>> Start INPUT MATERIAL

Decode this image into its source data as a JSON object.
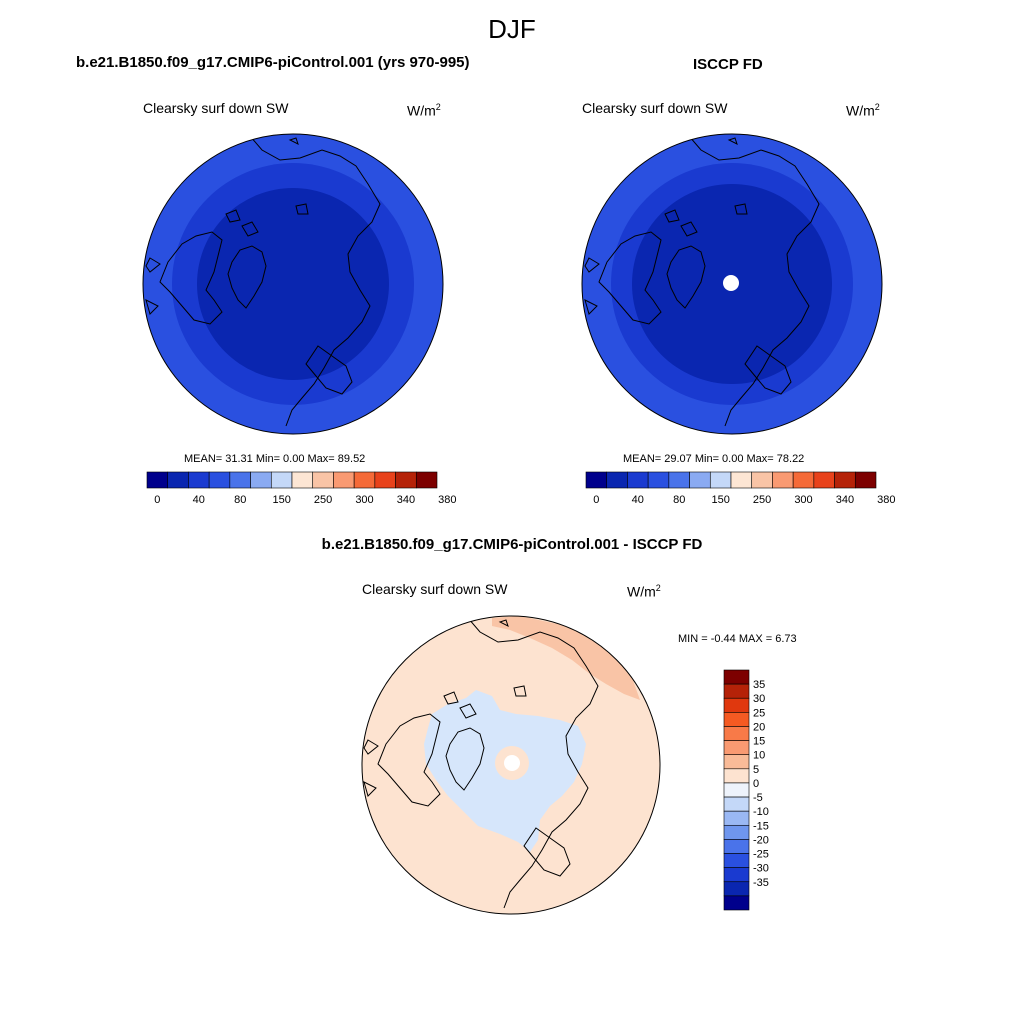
{
  "page": {
    "title": "DJF"
  },
  "units": {
    "base": "W/m",
    "exp": "2"
  },
  "colors": {
    "ocean_blue": "#2a50e0",
    "mid_blue": "#1a3ad0",
    "dark_blue": "#0a26b0",
    "pale_blue": "#d6e6fb",
    "peach": "#fde3d0",
    "salmon": "#f9c4a6",
    "missing": "#ffffff",
    "coast": "#000000"
  },
  "chart_data": [
    {
      "type": "heatmap",
      "projection": "north-polar-stereographic",
      "title": "b.e21.B1850.f09_g17.CMIP6-piControl.001 (yrs 970-995)",
      "variable": "Clearsky surf down SW",
      "stats": {
        "mean": "31.31",
        "min": "0.00",
        "max": "89.52"
      },
      "stats_text": "MEAN=  31.31  Min=   0.00  Max=  89.52",
      "colorbar": {
        "orientation": "horizontal",
        "colors": [
          "#00008c",
          "#0a26b0",
          "#1a3ad0",
          "#2a50e0",
          "#4a73ea",
          "#8aaaf2",
          "#c4d8f8",
          "#fde6d4",
          "#f9c4a6",
          "#f99a72",
          "#f56a38",
          "#e8421b",
          "#b52208",
          "#7d0000"
        ],
        "tick_labels": [
          "0",
          "40",
          "80",
          "150",
          "250",
          "300",
          "340",
          "380"
        ]
      }
    },
    {
      "type": "heatmap",
      "projection": "north-polar-stereographic",
      "title": "ISCCP FD",
      "variable": "Clearsky surf down SW",
      "stats": {
        "mean": "29.07",
        "min": "0.00",
        "max": "78.22"
      },
      "stats_text": "MEAN=  29.07  Min=   0.00  Max=  78.22",
      "colorbar": {
        "orientation": "horizontal",
        "colors": [
          "#00008c",
          "#0a26b0",
          "#1a3ad0",
          "#2a50e0",
          "#4a73ea",
          "#8aaaf2",
          "#c4d8f8",
          "#fde6d4",
          "#f9c4a6",
          "#f99a72",
          "#f56a38",
          "#e8421b",
          "#b52208",
          "#7d0000"
        ],
        "tick_labels": [
          "0",
          "40",
          "80",
          "150",
          "250",
          "300",
          "340",
          "380"
        ]
      }
    },
    {
      "type": "heatmap",
      "projection": "north-polar-stereographic",
      "title": "b.e21.B1850.f09_g17.CMIP6-piControl.001 - ISCCP FD",
      "variable": "Clearsky surf down SW",
      "stats": {
        "min": "-0.44",
        "max": "6.73"
      },
      "stats_text": "MIN =  -0.44 MAX =   6.73",
      "colorbar": {
        "orientation": "vertical",
        "colors": [
          "#7d0000",
          "#b52208",
          "#e0380e",
          "#f55a22",
          "#f87a48",
          "#f99a72",
          "#f9bb98",
          "#fde3d0",
          "#eef3fb",
          "#c4d8f8",
          "#9ab8f4",
          "#6f96ee",
          "#4a73ea",
          "#2a50e0",
          "#1a3ad0",
          "#0a26b0",
          "#00008c"
        ],
        "tick_labels": [
          "35",
          "30",
          "25",
          "20",
          "15",
          "10",
          "5",
          "0",
          "-5",
          "-10",
          "-15",
          "-20",
          "-25",
          "-30",
          "-35"
        ]
      }
    }
  ]
}
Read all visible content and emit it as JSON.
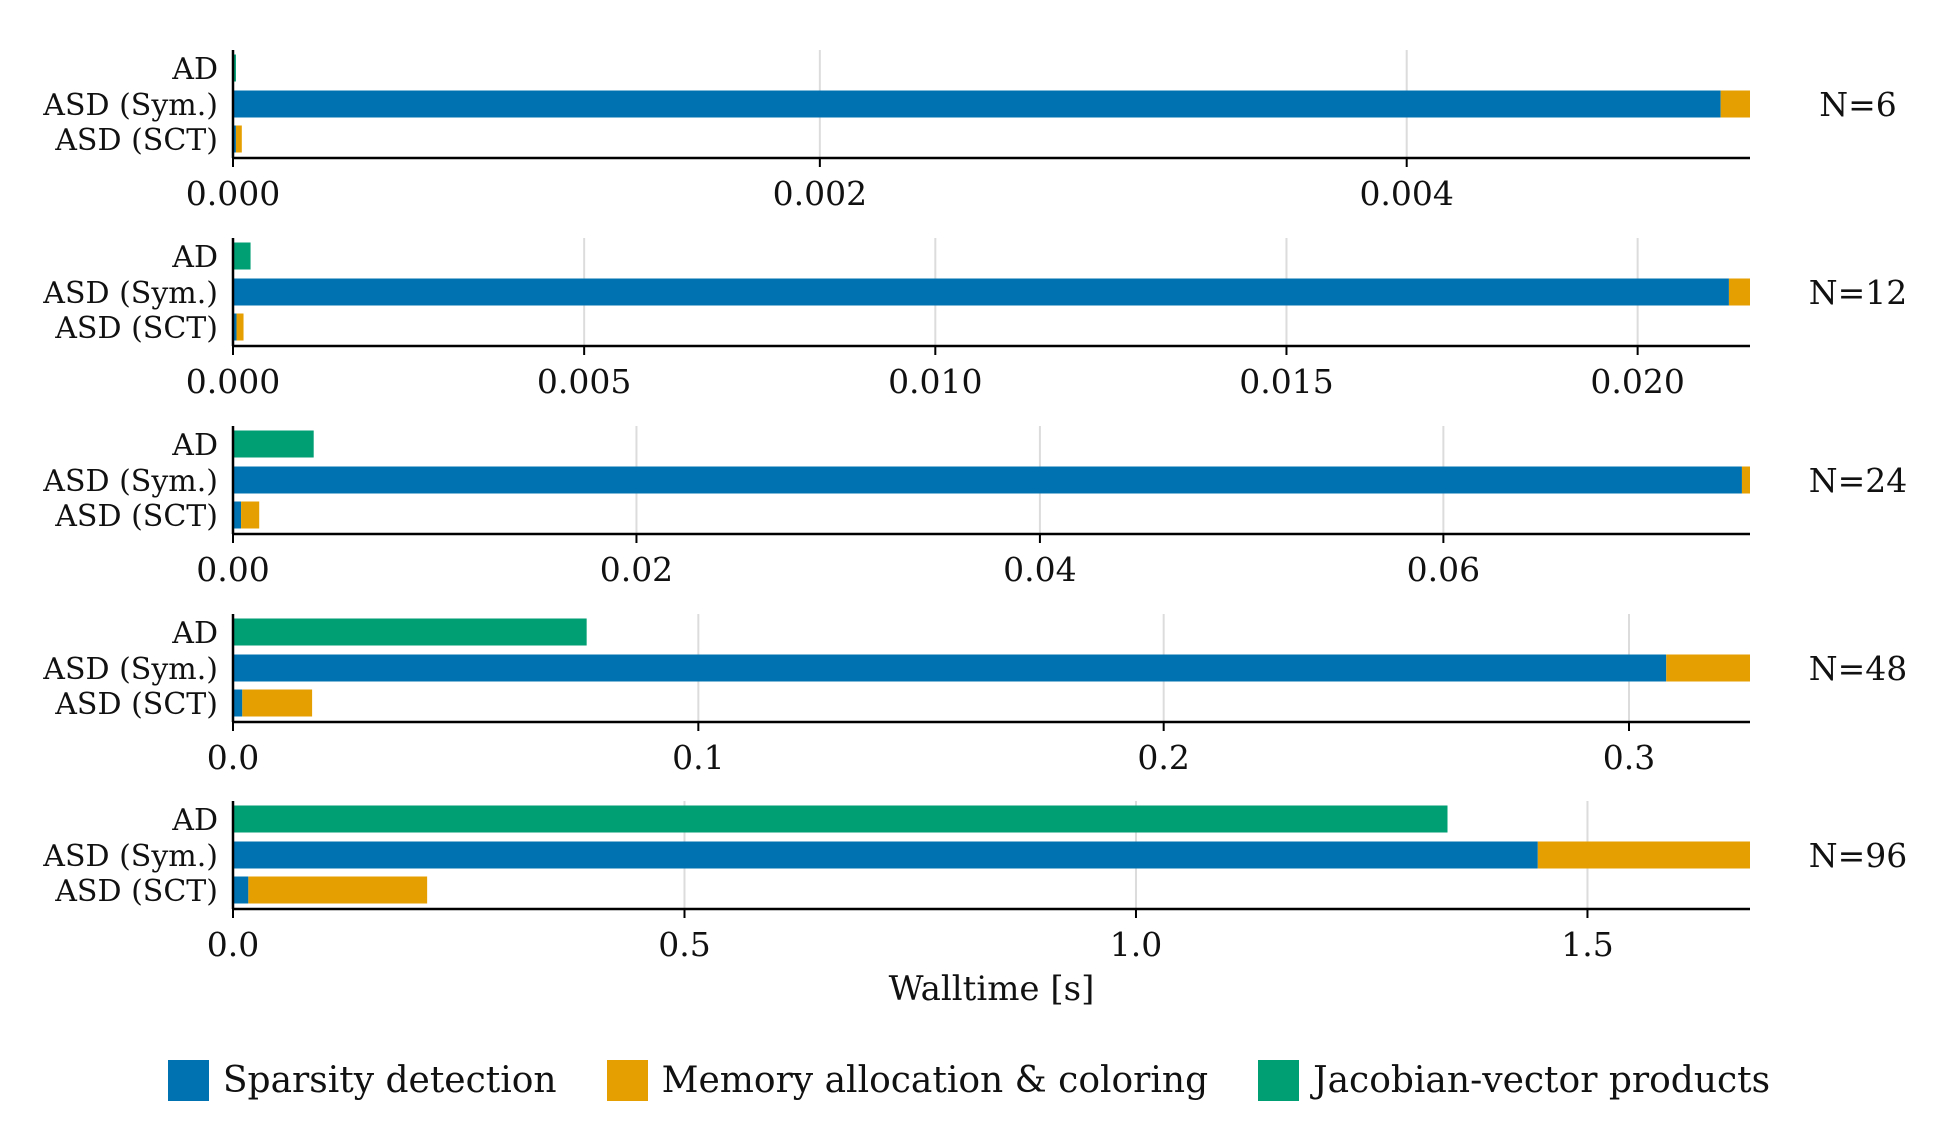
{
  "chart_data": {
    "type": "bar",
    "orientation": "horizontal",
    "stacked": true,
    "xlabel": "Walltime [s]",
    "grid": "vertical",
    "legend_position": "bottom",
    "categories": [
      "AD",
      "ASD (Sym.)",
      "ASD (SCT)"
    ],
    "series_meta": [
      {
        "name": "Sparsity detection",
        "color": "#0072B2"
      },
      {
        "name": "Memory allocation & coloring",
        "color": "#E69F00"
      },
      {
        "name": "Jacobian-vector products",
        "color": "#009E73"
      }
    ],
    "panels": [
      {
        "label": "N=6",
        "xlim": [
          0,
          0.00517
        ],
        "ticks": [
          0,
          0.002,
          0.004
        ],
        "tick_labels": [
          "0.000",
          "0.002",
          "0.004"
        ],
        "values": {
          "Sparsity detection": [
            0,
            0.00507,
            1e-05
          ],
          "Memory allocation & coloring": [
            0,
            0.0001,
            2e-05
          ],
          "Jacobian-vector products": [
            1e-05,
            0,
            0
          ]
        }
      },
      {
        "label": "N=12",
        "xlim": [
          0,
          0.0216
        ],
        "ticks": [
          0,
          0.005,
          0.01,
          0.015,
          0.02
        ],
        "tick_labels": [
          "0.000",
          "0.005",
          "0.010",
          "0.015",
          "0.020"
        ],
        "values": {
          "Sparsity detection": [
            0,
            0.0213,
            5e-05
          ],
          "Memory allocation & coloring": [
            0,
            0.0003,
            0.0001
          ],
          "Jacobian-vector products": [
            0.00025,
            0,
            0
          ]
        }
      },
      {
        "label": "N=24",
        "xlim": [
          0,
          0.0752
        ],
        "ticks": [
          0,
          0.02,
          0.04,
          0.06
        ],
        "tick_labels": [
          "0.00",
          "0.02",
          "0.04",
          "0.06"
        ],
        "values": {
          "Sparsity detection": [
            0,
            0.0748,
            0.0004
          ],
          "Memory allocation & coloring": [
            0,
            0.0004,
            0.0009
          ],
          "Jacobian-vector products": [
            0.004,
            0,
            0
          ]
        }
      },
      {
        "label": "N=48",
        "xlim": [
          0,
          0.326
        ],
        "ticks": [
          0,
          0.1,
          0.2,
          0.3
        ],
        "tick_labels": [
          "0.0",
          "0.1",
          "0.2",
          "0.3"
        ],
        "values": {
          "Sparsity detection": [
            0,
            0.308,
            0.002
          ],
          "Memory allocation & coloring": [
            0,
            0.018,
            0.015
          ],
          "Jacobian-vector products": [
            0.076,
            0,
            0
          ]
        }
      },
      {
        "label": "N=96",
        "xlim": [
          0,
          1.68
        ],
        "ticks": [
          0,
          0.5,
          1.0,
          1.5
        ],
        "tick_labels": [
          "0.0",
          "0.5",
          "1.0",
          "1.5"
        ],
        "values": {
          "Sparsity detection": [
            0,
            1.445,
            0.017
          ],
          "Memory allocation & coloring": [
            0,
            0.235,
            0.198
          ],
          "Jacobian-vector products": [
            1.345,
            0,
            0
          ]
        }
      }
    ]
  }
}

>> End INPUT MATERIAL

* YOUR OBJECTIVE:
Reproduce the material word for word, minus the images.

* WRITTEN SOLUTION:
Decode this image into its source data as a JSON object.
{
  "page": {
    "title": "DJF"
  },
  "units": {
    "base": "W/m",
    "exp": "2"
  },
  "colors": {
    "ocean_blue": "#2a50e0",
    "mid_blue": "#1a3ad0",
    "dark_blue": "#0a26b0",
    "pale_blue": "#d6e6fb",
    "peach": "#fde3d0",
    "salmon": "#f9c4a6",
    "missing": "#ffffff",
    "coast": "#000000"
  },
  "chart_data": [
    {
      "type": "heatmap",
      "projection": "north-polar-stereographic",
      "title": "b.e21.B1850.f09_g17.CMIP6-piControl.001 (yrs 970-995)",
      "variable": "Clearsky surf down SW",
      "stats": {
        "mean": "31.31",
        "min": "0.00",
        "max": "89.52"
      },
      "stats_text": "MEAN=  31.31  Min=   0.00  Max=  89.52",
      "colorbar": {
        "orientation": "horizontal",
        "colors": [
          "#00008c",
          "#0a26b0",
          "#1a3ad0",
          "#2a50e0",
          "#4a73ea",
          "#8aaaf2",
          "#c4d8f8",
          "#fde6d4",
          "#f9c4a6",
          "#f99a72",
          "#f56a38",
          "#e8421b",
          "#b52208",
          "#7d0000"
        ],
        "tick_labels": [
          "0",
          "40",
          "80",
          "150",
          "250",
          "300",
          "340",
          "380"
        ]
      }
    },
    {
      "type": "heatmap",
      "projection": "north-polar-stereographic",
      "title": "ISCCP FD",
      "variable": "Clearsky surf down SW",
      "stats": {
        "mean": "29.07",
        "min": "0.00",
        "max": "78.22"
      },
      "stats_text": "MEAN=  29.07  Min=   0.00  Max=  78.22",
      "colorbar": {
        "orientation": "horizontal",
        "colors": [
          "#00008c",
          "#0a26b0",
          "#1a3ad0",
          "#2a50e0",
          "#4a73ea",
          "#8aaaf2",
          "#c4d8f8",
          "#fde6d4",
          "#f9c4a6",
          "#f99a72",
          "#f56a38",
          "#e8421b",
          "#b52208",
          "#7d0000"
        ],
        "tick_labels": [
          "0",
          "40",
          "80",
          "150",
          "250",
          "300",
          "340",
          "380"
        ]
      }
    },
    {
      "type": "heatmap",
      "projection": "north-polar-stereographic",
      "title": "b.e21.B1850.f09_g17.CMIP6-piControl.001 - ISCCP FD",
      "variable": "Clearsky surf down SW",
      "stats": {
        "min": "-0.44",
        "max": "6.73"
      },
      "stats_text": "MIN =  -0.44 MAX =   6.73",
      "colorbar": {
        "orientation": "vertical",
        "colors": [
          "#7d0000",
          "#b52208",
          "#e0380e",
          "#f55a22",
          "#f87a48",
          "#f99a72",
          "#f9bb98",
          "#fde3d0",
          "#eef3fb",
          "#c4d8f8",
          "#9ab8f4",
          "#6f96ee",
          "#4a73ea",
          "#2a50e0",
          "#1a3ad0",
          "#0a26b0",
          "#00008c"
        ],
        "tick_labels": [
          "35",
          "30",
          "25",
          "20",
          "15",
          "10",
          "5",
          "0",
          "-5",
          "-10",
          "-15",
          "-20",
          "-25",
          "-30",
          "-35"
        ]
      }
    }
  ]
}
Read all visible content and emit it as JSON.
{
  "chart_data": {
    "type": "bar",
    "orientation": "horizontal",
    "stacked": true,
    "xlabel": "Walltime [s]",
    "grid": "vertical",
    "legend_position": "bottom",
    "categories": [
      "AD",
      "ASD (Sym.)",
      "ASD (SCT)"
    ],
    "series_meta": [
      {
        "name": "Sparsity detection",
        "color": "#0072B2"
      },
      {
        "name": "Memory allocation & coloring",
        "color": "#E69F00"
      },
      {
        "name": "Jacobian-vector products",
        "color": "#009E73"
      }
    ],
    "panels": [
      {
        "label": "N=6",
        "xlim": [
          0,
          0.00517
        ],
        "ticks": [
          0,
          0.002,
          0.004
        ],
        "tick_labels": [
          "0.000",
          "0.002",
          "0.004"
        ],
        "values": {
          "Sparsity detection": [
            0,
            0.00507,
            1e-05
          ],
          "Memory allocation & coloring": [
            0,
            0.0001,
            2e-05
          ],
          "Jacobian-vector products": [
            1e-05,
            0,
            0
          ]
        }
      },
      {
        "label": "N=12",
        "xlim": [
          0,
          0.0216
        ],
        "ticks": [
          0,
          0.005,
          0.01,
          0.015,
          0.02
        ],
        "tick_labels": [
          "0.000",
          "0.005",
          "0.010",
          "0.015",
          "0.020"
        ],
        "values": {
          "Sparsity detection": [
            0,
            0.0213,
            5e-05
          ],
          "Memory allocation & coloring": [
            0,
            0.0003,
            0.0001
          ],
          "Jacobian-vector products": [
            0.00025,
            0,
            0
          ]
        }
      },
      {
        "label": "N=24",
        "xlim": [
          0,
          0.0752
        ],
        "ticks": [
          0,
          0.02,
          0.04,
          0.06
        ],
        "tick_labels": [
          "0.00",
          "0.02",
          "0.04",
          "0.06"
        ],
        "values": {
          "Sparsity detection": [
            0,
            0.0748,
            0.0004
          ],
          "Memory allocation & coloring": [
            0,
            0.0004,
            0.0009
          ],
          "Jacobian-vector products": [
            0.004,
            0,
            0
          ]
        }
      },
      {
        "label": "N=48",
        "xlim": [
          0,
          0.326
        ],
        "ticks": [
          0,
          0.1,
          0.2,
          0.3
        ],
        "tick_labels": [
          "0.0",
          "0.1",
          "0.2",
          "0.3"
        ],
        "values": {
          "Sparsity detection": [
            0,
            0.308,
            0.002
          ],
          "Memory allocation & coloring": [
            0,
            0.018,
            0.015
          ],
          "Jacobian-vector products": [
            0.076,
            0,
            0
          ]
        }
      },
      {
        "label": "N=96",
        "xlim": [
          0,
          1.68
        ],
        "ticks": [
          0,
          0.5,
          1.0,
          1.5
        ],
        "tick_labels": [
          "0.0",
          "0.5",
          "1.0",
          "1.5"
        ],
        "values": {
          "Sparsity detection": [
            0,
            1.445,
            0.017
          ],
          "Memory allocation & coloring": [
            0,
            0.235,
            0.198
          ],
          "Jacobian-vector products": [
            1.345,
            0,
            0
          ]
        }
      }
    ]
  }
}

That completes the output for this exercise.